- [Data provided]
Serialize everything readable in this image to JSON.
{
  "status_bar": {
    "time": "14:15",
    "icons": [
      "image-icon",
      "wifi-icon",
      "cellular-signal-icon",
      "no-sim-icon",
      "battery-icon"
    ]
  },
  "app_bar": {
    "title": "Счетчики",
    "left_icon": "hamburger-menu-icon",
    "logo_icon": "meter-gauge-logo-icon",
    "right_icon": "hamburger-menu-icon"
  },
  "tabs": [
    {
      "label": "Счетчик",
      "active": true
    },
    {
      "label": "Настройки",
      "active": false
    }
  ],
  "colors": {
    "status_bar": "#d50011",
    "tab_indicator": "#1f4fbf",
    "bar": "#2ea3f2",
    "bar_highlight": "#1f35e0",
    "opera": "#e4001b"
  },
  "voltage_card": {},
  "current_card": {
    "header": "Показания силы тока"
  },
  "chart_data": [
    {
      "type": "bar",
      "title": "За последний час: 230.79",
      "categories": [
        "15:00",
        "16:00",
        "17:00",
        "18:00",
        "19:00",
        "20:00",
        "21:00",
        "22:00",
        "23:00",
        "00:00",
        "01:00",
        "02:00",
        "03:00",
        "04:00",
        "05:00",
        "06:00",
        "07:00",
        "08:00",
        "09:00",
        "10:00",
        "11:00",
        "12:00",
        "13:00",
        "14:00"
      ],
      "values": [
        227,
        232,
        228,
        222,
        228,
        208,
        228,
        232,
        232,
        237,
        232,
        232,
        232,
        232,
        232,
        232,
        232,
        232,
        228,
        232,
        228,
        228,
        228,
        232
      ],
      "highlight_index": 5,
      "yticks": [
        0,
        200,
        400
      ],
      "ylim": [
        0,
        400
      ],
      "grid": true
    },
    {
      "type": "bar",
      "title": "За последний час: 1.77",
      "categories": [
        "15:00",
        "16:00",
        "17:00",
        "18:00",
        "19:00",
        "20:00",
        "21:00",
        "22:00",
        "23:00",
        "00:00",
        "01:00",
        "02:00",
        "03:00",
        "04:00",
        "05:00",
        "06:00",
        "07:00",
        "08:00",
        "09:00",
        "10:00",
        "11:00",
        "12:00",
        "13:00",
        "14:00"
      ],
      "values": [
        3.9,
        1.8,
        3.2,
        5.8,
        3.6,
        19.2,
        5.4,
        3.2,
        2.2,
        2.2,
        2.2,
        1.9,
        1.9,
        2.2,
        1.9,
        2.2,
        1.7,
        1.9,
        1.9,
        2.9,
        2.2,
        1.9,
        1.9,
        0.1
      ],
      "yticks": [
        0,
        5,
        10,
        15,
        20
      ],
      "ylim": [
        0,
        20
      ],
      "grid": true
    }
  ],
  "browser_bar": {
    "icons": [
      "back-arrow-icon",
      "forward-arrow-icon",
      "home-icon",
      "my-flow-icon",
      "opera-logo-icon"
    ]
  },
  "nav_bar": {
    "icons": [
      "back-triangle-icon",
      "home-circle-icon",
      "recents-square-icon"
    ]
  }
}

- [Instruction] Repeat all of the records above exactly as they appear.

- [Correct answer]
Serialize everything readable in this image to JSON.
{
  "status_bar": {
    "time": "14:15",
    "icons": [
      "image-icon",
      "wifi-icon",
      "cellular-signal-icon",
      "no-sim-icon",
      "battery-icon"
    ]
  },
  "app_bar": {
    "title": "Счетчики",
    "left_icon": "hamburger-menu-icon",
    "logo_icon": "meter-gauge-logo-icon",
    "right_icon": "hamburger-menu-icon"
  },
  "tabs": [
    {
      "label": "Счетчик",
      "active": true
    },
    {
      "label": "Настройки",
      "active": false
    }
  ],
  "colors": {
    "status_bar": "#d50011",
    "tab_indicator": "#1f4fbf",
    "bar": "#2ea3f2",
    "bar_highlight": "#1f35e0",
    "opera": "#e4001b"
  },
  "voltage_card": {},
  "current_card": {
    "header": "Показания силы тока"
  },
  "chart_data": [
    {
      "type": "bar",
      "title": "За последний час: 230.79",
      "categories": [
        "15:00",
        "16:00",
        "17:00",
        "18:00",
        "19:00",
        "20:00",
        "21:00",
        "22:00",
        "23:00",
        "00:00",
        "01:00",
        "02:00",
        "03:00",
        "04:00",
        "05:00",
        "06:00",
        "07:00",
        "08:00",
        "09:00",
        "10:00",
        "11:00",
        "12:00",
        "13:00",
        "14:00"
      ],
      "values": [
        227,
        232,
        228,
        222,
        228,
        208,
        228,
        232,
        232,
        237,
        232,
        232,
        232,
        232,
        232,
        232,
        232,
        232,
        228,
        232,
        228,
        228,
        228,
        232
      ],
      "highlight_index": 5,
      "yticks": [
        0,
        200,
        400
      ],
      "ylim": [
        0,
        400
      ],
      "grid": true
    },
    {
      "type": "bar",
      "title": "За последний час: 1.77",
      "categories": [
        "15:00",
        "16:00",
        "17:00",
        "18:00",
        "19:00",
        "20:00",
        "21:00",
        "22:00",
        "23:00",
        "00:00",
        "01:00",
        "02:00",
        "03:00",
        "04:00",
        "05:00",
        "06:00",
        "07:00",
        "08:00",
        "09:00",
        "10:00",
        "11:00",
        "12:00",
        "13:00",
        "14:00"
      ],
      "values": [
        3.9,
        1.8,
        3.2,
        5.8,
        3.6,
        19.2,
        5.4,
        3.2,
        2.2,
        2.2,
        2.2,
        1.9,
        1.9,
        2.2,
        1.9,
        2.2,
        1.7,
        1.9,
        1.9,
        2.9,
        2.2,
        1.9,
        1.9,
        0.1
      ],
      "yticks": [
        0,
        5,
        10,
        15,
        20
      ],
      "ylim": [
        0,
        20
      ],
      "grid": true
    }
  ],
  "browser_bar": {
    "icons": [
      "back-arrow-icon",
      "forward-arrow-icon",
      "home-icon",
      "my-flow-icon",
      "opera-logo-icon"
    ]
  },
  "nav_bar": {
    "icons": [
      "back-triangle-icon",
      "home-circle-icon",
      "recents-square-icon"
    ]
  }
}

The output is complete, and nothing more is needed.